> **Stated problem**
Extract the lines that hold the string "title".

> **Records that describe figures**
● ● ● ● ●
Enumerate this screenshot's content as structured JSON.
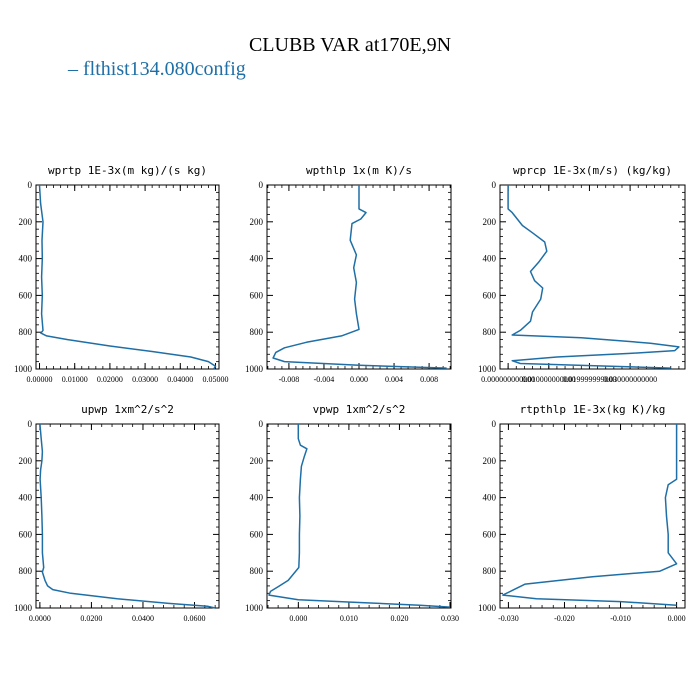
{
  "page": {
    "title": "CLUBB VAR at170E,9N",
    "legend_label": "flthist134.080config",
    "series_color": "#1f6fa6"
  },
  "chart_data": [
    {
      "type": "line",
      "title": "wprtp  1E-3x(m kg)/(s kg)",
      "ylim": [
        1000,
        0
      ],
      "xlim": [
        -0.001,
        0.051
      ],
      "yticks": [
        "0",
        "200",
        "400",
        "600",
        "800",
        "1000"
      ],
      "xticks": [
        "0.00000",
        "0.01000",
        "0.02000",
        "0.03000",
        "0.04000",
        "0.05000"
      ],
      "xtick_values": [
        0,
        0.01,
        0.02,
        0.03,
        0.04,
        0.05
      ],
      "series": [
        {
          "points": [
            [
              0,
              0
            ],
            [
              0.0003,
              100
            ],
            [
              0.001,
              200
            ],
            [
              0.0007,
              300
            ],
            [
              0.0008,
              400
            ],
            [
              0.0006,
              500
            ],
            [
              0.0008,
              600
            ],
            [
              0.0006,
              700
            ],
            [
              0.001,
              790
            ],
            [
              0.0004,
              805
            ],
            [
              0.002,
              820
            ],
            [
              0.008,
              840
            ],
            [
              0.02,
              875
            ],
            [
              0.032,
              905
            ],
            [
              0.043,
              935
            ],
            [
              0.048,
              960
            ],
            [
              0.05,
              985
            ],
            [
              0.0495,
              1000
            ]
          ]
        }
      ]
    },
    {
      "type": "line",
      "title": "wpthlp  1x(m K)/s",
      "ylim": [
        1000,
        0
      ],
      "xlim": [
        -0.0105,
        0.0105
      ],
      "yticks": [
        "0",
        "200",
        "400",
        "600",
        "800",
        "1000"
      ],
      "xticks": [
        "-0.008",
        "-0.004",
        "0.000",
        "0.004",
        "0.008"
      ],
      "xtick_values": [
        -0.008,
        -0.004,
        0,
        0.004,
        0.008
      ],
      "series": [
        {
          "points": [
            [
              0,
              0
            ],
            [
              0,
              80
            ],
            [
              0,
              130
            ],
            [
              0.0008,
              150
            ],
            [
              0.0002,
              185
            ],
            [
              -0.0008,
              210
            ],
            [
              -0.001,
              300
            ],
            [
              -0.0003,
              380
            ],
            [
              -0.0006,
              450
            ],
            [
              -0.0003,
              530
            ],
            [
              -0.0005,
              620
            ],
            [
              -0.0003,
              700
            ],
            [
              0,
              785
            ],
            [
              -0.002,
              820
            ],
            [
              -0.006,
              855
            ],
            [
              -0.0085,
              885
            ],
            [
              -0.0095,
              910
            ],
            [
              -0.0098,
              940
            ],
            [
              -0.0085,
              960
            ],
            [
              0,
              980
            ],
            [
              0.01,
              995
            ]
          ]
        }
      ]
    },
    {
      "type": "line",
      "title": "wprcp  1E-3x(m/s) (kg/kg)",
      "ylim": [
        1000,
        0
      ],
      "xlim": [
        -0.002,
        0.0435
      ],
      "yticks": [
        "0",
        "200",
        "400",
        "600",
        "800",
        "1000"
      ],
      "xticks": [
        "0.000000000000",
        "0.010000000000",
        "0.019999999000",
        "0.030000000000"
      ],
      "xtick_values": [
        0,
        0.01,
        0.02,
        0.03
      ],
      "series": [
        {
          "points": [
            [
              0,
              0
            ],
            [
              0,
              100
            ],
            [
              0,
              130
            ],
            [
              0.001,
              150
            ],
            [
              0.0035,
              220
            ],
            [
              0.006,
              260
            ],
            [
              0.009,
              310
            ],
            [
              0.0095,
              360
            ],
            [
              0.0075,
              420
            ],
            [
              0.0055,
              470
            ],
            [
              0.0065,
              520
            ],
            [
              0.0085,
              560
            ],
            [
              0.008,
              620
            ],
            [
              0.006,
              690
            ],
            [
              0.0055,
              740
            ],
            [
              0.003,
              790
            ],
            [
              0.001,
              815
            ],
            [
              0.018,
              830
            ],
            [
              0.035,
              860
            ],
            [
              0.042,
              880
            ],
            [
              0.041,
              900
            ],
            [
              0.03,
              915
            ],
            [
              0.012,
              935
            ],
            [
              0.001,
              955
            ],
            [
              0.003,
              970
            ],
            [
              0.04,
              995
            ]
          ]
        }
      ]
    },
    {
      "type": "line",
      "title": "upwp  1xm^2/s^2",
      "ylim": [
        1000,
        0
      ],
      "xlim": [
        -0.0015,
        0.0695
      ],
      "yticks": [
        "0",
        "200",
        "400",
        "600",
        "800",
        "1000"
      ],
      "xticks": [
        "0.0000",
        "0.0200",
        "0.0400",
        "0.0600"
      ],
      "xtick_values": [
        0,
        0.02,
        0.04,
        0.06
      ],
      "series": [
        {
          "points": [
            [
              0,
              0
            ],
            [
              0.0005,
              80
            ],
            [
              0.001,
              150
            ],
            [
              0.0008,
              200
            ],
            [
              0.0003,
              250
            ],
            [
              0.0001,
              300
            ],
            [
              0.0005,
              400
            ],
            [
              0.0008,
              500
            ],
            [
              0.001,
              600
            ],
            [
              0.001,
              700
            ],
            [
              0.0015,
              780
            ],
            [
              0.001,
              805
            ],
            [
              0.002,
              850
            ],
            [
              0.003,
              880
            ],
            [
              0.005,
              900
            ],
            [
              0.012,
              920
            ],
            [
              0.03,
              950
            ],
            [
              0.05,
              975
            ],
            [
              0.065,
              990
            ],
            [
              0.068,
              1000
            ]
          ]
        }
      ]
    },
    {
      "type": "line",
      "title": "vpwp  1xm^2/s^2",
      "ylim": [
        1000,
        0
      ],
      "xlim": [
        -0.0062,
        0.0302
      ],
      "yticks": [
        "0",
        "200",
        "400",
        "600",
        "800",
        "1000"
      ],
      "xticks": [
        "0.000",
        "0.010",
        "0.020",
        "0.030"
      ],
      "xtick_values": [
        0,
        0.01,
        0.02,
        0.03
      ],
      "series": [
        {
          "points": [
            [
              0,
              0
            ],
            [
              0,
              80
            ],
            [
              0.0004,
              115
            ],
            [
              0.0017,
              135
            ],
            [
              0.0012,
              175
            ],
            [
              0.0006,
              230
            ],
            [
              0.0004,
              300
            ],
            [
              0.0002,
              400
            ],
            [
              0.0003,
              500
            ],
            [
              0.0002,
              600
            ],
            [
              0.0002,
              700
            ],
            [
              0.0001,
              780
            ],
            [
              -0.002,
              850
            ],
            [
              -0.004,
              885
            ],
            [
              -0.0055,
              910
            ],
            [
              -0.0058,
              930
            ],
            [
              0,
              955
            ],
            [
              0.012,
              970
            ],
            [
              0.024,
              985
            ],
            [
              0.03,
              995
            ]
          ]
        }
      ]
    },
    {
      "type": "line",
      "title": "rtpthlp  1E-3x(kg K)/kg",
      "ylim": [
        1000,
        0
      ],
      "xlim": [
        -0.0315,
        0.0015
      ],
      "yticks": [
        "0",
        "200",
        "400",
        "600",
        "800",
        "1000"
      ],
      "xticks": [
        "-0.030",
        "-0.020",
        "-0.010",
        "0.000"
      ],
      "xtick_values": [
        -0.03,
        -0.02,
        -0.01,
        0
      ],
      "series": [
        {
          "points": [
            [
              0,
              0
            ],
            [
              0,
              100
            ],
            [
              0,
              200
            ],
            [
              0,
              300
            ],
            [
              -0.0015,
              330
            ],
            [
              -0.002,
              400
            ],
            [
              -0.0018,
              500
            ],
            [
              -0.0015,
              600
            ],
            [
              -0.0015,
              700
            ],
            [
              0,
              760
            ],
            [
              -0.003,
              800
            ],
            [
              -0.015,
              830
            ],
            [
              -0.027,
              870
            ],
            [
              -0.029,
              900
            ],
            [
              -0.031,
              930
            ],
            [
              -0.025,
              950
            ],
            [
              -0.01,
              965
            ],
            [
              0,
              985
            ]
          ]
        }
      ]
    }
  ]
}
● ● ● ● ●
> **Result of the task**
    "title": "CLUBB VAR at170E,9N",
      "title": "wprtp  1E-3x(m kg)/(s kg)",
      "title": "wpthlp  1x(m K)/s",
      "title": "wprcp  1E-3x(m/s) (kg/kg)",
      "title": "upwp  1xm^2/s^2",
      "title": "vpwp  1xm^2/s^2",
      "title": "rtpthlp  1E-3x(kg K)/kg",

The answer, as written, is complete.